--- BEGIN Extracted data ---

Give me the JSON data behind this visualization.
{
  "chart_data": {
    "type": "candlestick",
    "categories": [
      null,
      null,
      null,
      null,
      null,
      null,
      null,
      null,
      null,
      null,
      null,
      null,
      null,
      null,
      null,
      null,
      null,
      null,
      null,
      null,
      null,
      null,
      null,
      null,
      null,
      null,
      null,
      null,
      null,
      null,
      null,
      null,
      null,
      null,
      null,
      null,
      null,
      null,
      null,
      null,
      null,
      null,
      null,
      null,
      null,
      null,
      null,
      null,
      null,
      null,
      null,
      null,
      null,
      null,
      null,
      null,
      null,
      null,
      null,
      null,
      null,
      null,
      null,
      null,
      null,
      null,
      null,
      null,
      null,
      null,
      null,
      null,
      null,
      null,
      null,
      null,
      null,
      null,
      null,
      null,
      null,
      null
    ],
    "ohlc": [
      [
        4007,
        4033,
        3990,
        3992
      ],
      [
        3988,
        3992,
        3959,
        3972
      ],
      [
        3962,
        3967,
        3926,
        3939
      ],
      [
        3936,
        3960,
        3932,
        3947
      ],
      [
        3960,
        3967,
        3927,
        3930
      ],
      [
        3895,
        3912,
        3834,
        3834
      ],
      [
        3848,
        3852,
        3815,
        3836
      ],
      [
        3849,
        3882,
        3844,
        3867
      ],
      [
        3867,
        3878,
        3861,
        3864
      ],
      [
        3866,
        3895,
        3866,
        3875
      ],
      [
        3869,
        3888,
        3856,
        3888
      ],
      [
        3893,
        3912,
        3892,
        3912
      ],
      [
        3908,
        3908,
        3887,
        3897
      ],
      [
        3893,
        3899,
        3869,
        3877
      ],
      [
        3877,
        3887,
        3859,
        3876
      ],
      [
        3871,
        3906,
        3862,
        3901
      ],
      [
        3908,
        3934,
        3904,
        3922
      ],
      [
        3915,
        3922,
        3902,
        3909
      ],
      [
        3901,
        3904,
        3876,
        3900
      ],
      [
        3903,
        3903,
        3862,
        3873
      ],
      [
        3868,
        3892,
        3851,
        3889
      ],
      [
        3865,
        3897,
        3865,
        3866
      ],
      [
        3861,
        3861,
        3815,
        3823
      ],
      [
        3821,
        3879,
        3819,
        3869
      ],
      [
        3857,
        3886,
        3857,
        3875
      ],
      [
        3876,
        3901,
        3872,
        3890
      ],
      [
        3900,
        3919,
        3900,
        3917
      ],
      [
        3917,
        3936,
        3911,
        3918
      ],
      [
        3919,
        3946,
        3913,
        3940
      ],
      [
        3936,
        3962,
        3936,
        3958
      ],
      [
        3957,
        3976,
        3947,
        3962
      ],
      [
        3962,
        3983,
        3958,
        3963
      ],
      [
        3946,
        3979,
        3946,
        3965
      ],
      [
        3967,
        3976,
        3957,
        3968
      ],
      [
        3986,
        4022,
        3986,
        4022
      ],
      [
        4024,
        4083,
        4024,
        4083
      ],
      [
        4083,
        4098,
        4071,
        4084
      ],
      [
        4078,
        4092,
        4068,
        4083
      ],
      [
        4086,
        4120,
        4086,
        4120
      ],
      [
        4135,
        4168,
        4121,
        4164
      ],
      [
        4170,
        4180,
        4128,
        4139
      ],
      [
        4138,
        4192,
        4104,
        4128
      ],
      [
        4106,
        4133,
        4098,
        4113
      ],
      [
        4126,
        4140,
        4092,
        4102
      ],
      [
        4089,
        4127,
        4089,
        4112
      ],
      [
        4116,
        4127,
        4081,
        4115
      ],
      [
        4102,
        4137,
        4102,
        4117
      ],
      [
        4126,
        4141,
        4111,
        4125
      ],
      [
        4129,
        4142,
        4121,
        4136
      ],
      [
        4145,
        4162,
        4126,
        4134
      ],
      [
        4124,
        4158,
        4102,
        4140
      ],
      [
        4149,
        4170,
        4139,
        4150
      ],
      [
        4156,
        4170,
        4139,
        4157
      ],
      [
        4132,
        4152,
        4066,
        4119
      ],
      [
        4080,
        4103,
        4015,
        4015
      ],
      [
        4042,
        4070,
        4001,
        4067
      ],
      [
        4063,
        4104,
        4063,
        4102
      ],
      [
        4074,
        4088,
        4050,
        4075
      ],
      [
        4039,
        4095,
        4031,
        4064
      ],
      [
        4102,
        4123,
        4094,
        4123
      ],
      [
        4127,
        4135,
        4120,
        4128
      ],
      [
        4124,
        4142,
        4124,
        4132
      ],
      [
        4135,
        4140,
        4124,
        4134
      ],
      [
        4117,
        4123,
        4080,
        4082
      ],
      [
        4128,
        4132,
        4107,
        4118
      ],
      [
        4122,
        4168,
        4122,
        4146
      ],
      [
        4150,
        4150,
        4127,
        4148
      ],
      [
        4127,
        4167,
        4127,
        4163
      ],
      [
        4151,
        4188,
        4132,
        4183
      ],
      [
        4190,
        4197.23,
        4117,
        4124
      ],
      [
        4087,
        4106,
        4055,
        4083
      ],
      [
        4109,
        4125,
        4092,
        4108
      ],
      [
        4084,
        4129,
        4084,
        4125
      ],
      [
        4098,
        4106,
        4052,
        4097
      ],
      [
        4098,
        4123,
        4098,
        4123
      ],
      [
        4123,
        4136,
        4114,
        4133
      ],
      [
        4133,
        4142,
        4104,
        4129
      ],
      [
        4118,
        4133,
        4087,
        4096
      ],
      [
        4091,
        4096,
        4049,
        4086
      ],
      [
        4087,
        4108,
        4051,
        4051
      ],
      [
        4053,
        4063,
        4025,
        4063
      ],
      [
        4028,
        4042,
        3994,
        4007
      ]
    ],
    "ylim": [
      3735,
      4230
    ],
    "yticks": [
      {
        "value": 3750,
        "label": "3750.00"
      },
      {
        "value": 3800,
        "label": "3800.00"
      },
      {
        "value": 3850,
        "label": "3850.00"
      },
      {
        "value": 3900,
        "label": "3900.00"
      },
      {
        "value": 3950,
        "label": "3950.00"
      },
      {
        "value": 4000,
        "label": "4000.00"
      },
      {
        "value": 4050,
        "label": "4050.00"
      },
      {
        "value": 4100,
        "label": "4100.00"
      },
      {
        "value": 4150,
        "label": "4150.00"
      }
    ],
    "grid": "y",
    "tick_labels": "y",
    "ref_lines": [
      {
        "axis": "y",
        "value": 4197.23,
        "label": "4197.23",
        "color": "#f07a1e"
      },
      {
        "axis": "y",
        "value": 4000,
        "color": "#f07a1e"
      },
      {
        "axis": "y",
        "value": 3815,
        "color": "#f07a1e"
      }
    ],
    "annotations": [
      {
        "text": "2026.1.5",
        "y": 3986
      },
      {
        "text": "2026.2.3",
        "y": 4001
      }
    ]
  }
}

--- END Extracted data ---

Reproduce the complete set of lines precisely as supplied.

● **Answer for this exercise**
Give me the JSON data behind this visualization.
{
  "chart_data": {
    "type": "candlestick",
    "categories": [
      null,
      null,
      null,
      null,
      null,
      null,
      null,
      null,
      null,
      null,
      null,
      null,
      null,
      null,
      null,
      null,
      null,
      null,
      null,
      null,
      null,
      null,
      null,
      null,
      null,
      null,
      null,
      null,
      null,
      null,
      null,
      null,
      null,
      null,
      null,
      null,
      null,
      null,
      null,
      null,
      null,
      null,
      null,
      null,
      null,
      null,
      null,
      null,
      null,
      null,
      null,
      null,
      null,
      null,
      null,
      null,
      null,
      null,
      null,
      null,
      null,
      null,
      null,
      null,
      null,
      null,
      null,
      null,
      null,
      null,
      null,
      null,
      null,
      null,
      null,
      null,
      null,
      null,
      null,
      null,
      null,
      null
    ],
    "ohlc": [
      [
        4007,
        4033,
        3990,
        3992
      ],
      [
        3988,
        3992,
        3959,
        3972
      ],
      [
        3962,
        3967,
        3926,
        3939
      ],
      [
        3936,
        3960,
        3932,
        3947
      ],
      [
        3960,
        3967,
        3927,
        3930
      ],
      [
        3895,
        3912,
        3834,
        3834
      ],
      [
        3848,
        3852,
        3815,
        3836
      ],
      [
        3849,
        3882,
        3844,
        3867
      ],
      [
        3867,
        3878,
        3861,
        3864
      ],
      [
        3866,
        3895,
        3866,
        3875
      ],
      [
        3869,
        3888,
        3856,
        3888
      ],
      [
        3893,
        3912,
        3892,
        3912
      ],
      [
        3908,
        3908,
        3887,
        3897
      ],
      [
        3893,
        3899,
        3869,
        3877
      ],
      [
        3877,
        3887,
        3859,
        3876
      ],
      [
        3871,
        3906,
        3862,
        3901
      ],
      [
        3908,
        3934,
        3904,
        3922
      ],
      [
        3915,
        3922,
        3902,
        3909
      ],
      [
        3901,
        3904,
        3876,
        3900
      ],
      [
        3903,
        3903,
        3862,
        3873
      ],
      [
        3868,
        3892,
        3851,
        3889
      ],
      [
        3865,
        3897,
        3865,
        3866
      ],
      [
        3861,
        3861,
        3815,
        3823
      ],
      [
        3821,
        3879,
        3819,
        3869
      ],
      [
        3857,
        3886,
        3857,
        3875
      ],
      [
        3876,
        3901,
        3872,
        3890
      ],
      [
        3900,
        3919,
        3900,
        3917
      ],
      [
        3917,
        3936,
        3911,
        3918
      ],
      [
        3919,
        3946,
        3913,
        3940
      ],
      [
        3936,
        3962,
        3936,
        3958
      ],
      [
        3957,
        3976,
        3947,
        3962
      ],
      [
        3962,
        3983,
        3958,
        3963
      ],
      [
        3946,
        3979,
        3946,
        3965
      ],
      [
        3967,
        3976,
        3957,
        3968
      ],
      [
        3986,
        4022,
        3986,
        4022
      ],
      [
        4024,
        4083,
        4024,
        4083
      ],
      [
        4083,
        4098,
        4071,
        4084
      ],
      [
        4078,
        4092,
        4068,
        4083
      ],
      [
        4086,
        4120,
        4086,
        4120
      ],
      [
        4135,
        4168,
        4121,
        4164
      ],
      [
        4170,
        4180,
        4128,
        4139
      ],
      [
        4138,
        4192,
        4104,
        4128
      ],
      [
        4106,
        4133,
        4098,
        4113
      ],
      [
        4126,
        4140,
        4092,
        4102
      ],
      [
        4089,
        4127,
        4089,
        4112
      ],
      [
        4116,
        4127,
        4081,
        4115
      ],
      [
        4102,
        4137,
        4102,
        4117
      ],
      [
        4126,
        4141,
        4111,
        4125
      ],
      [
        4129,
        4142,
        4121,
        4136
      ],
      [
        4145,
        4162,
        4126,
        4134
      ],
      [
        4124,
        4158,
        4102,
        4140
      ],
      [
        4149,
        4170,
        4139,
        4150
      ],
      [
        4156,
        4170,
        4139,
        4157
      ],
      [
        4132,
        4152,
        4066,
        4119
      ],
      [
        4080,
        4103,
        4015,
        4015
      ],
      [
        4042,
        4070,
        4001,
        4067
      ],
      [
        4063,
        4104,
        4063,
        4102
      ],
      [
        4074,
        4088,
        4050,
        4075
      ],
      [
        4039,
        4095,
        4031,
        4064
      ],
      [
        4102,
        4123,
        4094,
        4123
      ],
      [
        4127,
        4135,
        4120,
        4128
      ],
      [
        4124,
        4142,
        4124,
        4132
      ],
      [
        4135,
        4140,
        4124,
        4134
      ],
      [
        4117,
        4123,
        4080,
        4082
      ],
      [
        4128,
        4132,
        4107,
        4118
      ],
      [
        4122,
        4168,
        4122,
        4146
      ],
      [
        4150,
        4150,
        4127,
        4148
      ],
      [
        4127,
        4167,
        4127,
        4163
      ],
      [
        4151,
        4188,
        4132,
        4183
      ],
      [
        4190,
        4197.23,
        4117,
        4124
      ],
      [
        4087,
        4106,
        4055,
        4083
      ],
      [
        4109,
        4125,
        4092,
        4108
      ],
      [
        4084,
        4129,
        4084,
        4125
      ],
      [
        4098,
        4106,
        4052,
        4097
      ],
      [
        4098,
        4123,
        4098,
        4123
      ],
      [
        4123,
        4136,
        4114,
        4133
      ],
      [
        4133,
        4142,
        4104,
        4129
      ],
      [
        4118,
        4133,
        4087,
        4096
      ],
      [
        4091,
        4096,
        4049,
        4086
      ],
      [
        4087,
        4108,
        4051,
        4051
      ],
      [
        4053,
        4063,
        4025,
        4063
      ],
      [
        4028,
        4042,
        3994,
        4007
      ]
    ],
    "ylim": [
      3735,
      4230
    ],
    "yticks": [
      {
        "value": 3750,
        "label": "3750.00"
      },
      {
        "value": 3800,
        "label": "3800.00"
      },
      {
        "value": 3850,
        "label": "3850.00"
      },
      {
        "value": 3900,
        "label": "3900.00"
      },
      {
        "value": 3950,
        "label": "3950.00"
      },
      {
        "value": 4000,
        "label": "4000.00"
      },
      {
        "value": 4050,
        "label": "4050.00"
      },
      {
        "value": 4100,
        "label": "4100.00"
      },
      {
        "value": 4150,
        "label": "4150.00"
      }
    ],
    "grid": "y",
    "tick_labels": "y",
    "ref_lines": [
      {
        "axis": "y",
        "value": 4197.23,
        "label": "4197.23",
        "color": "#f07a1e"
      },
      {
        "axis": "y",
        "value": 4000,
        "color": "#f07a1e"
      },
      {
        "axis": "y",
        "value": 3815,
        "color": "#f07a1e"
      }
    ],
    "annotations": [
      {
        "text": "2026.1.5",
        "y": 3986
      },
      {
        "text": "2026.2.3",
        "y": 4001
      }
    ]
  }
}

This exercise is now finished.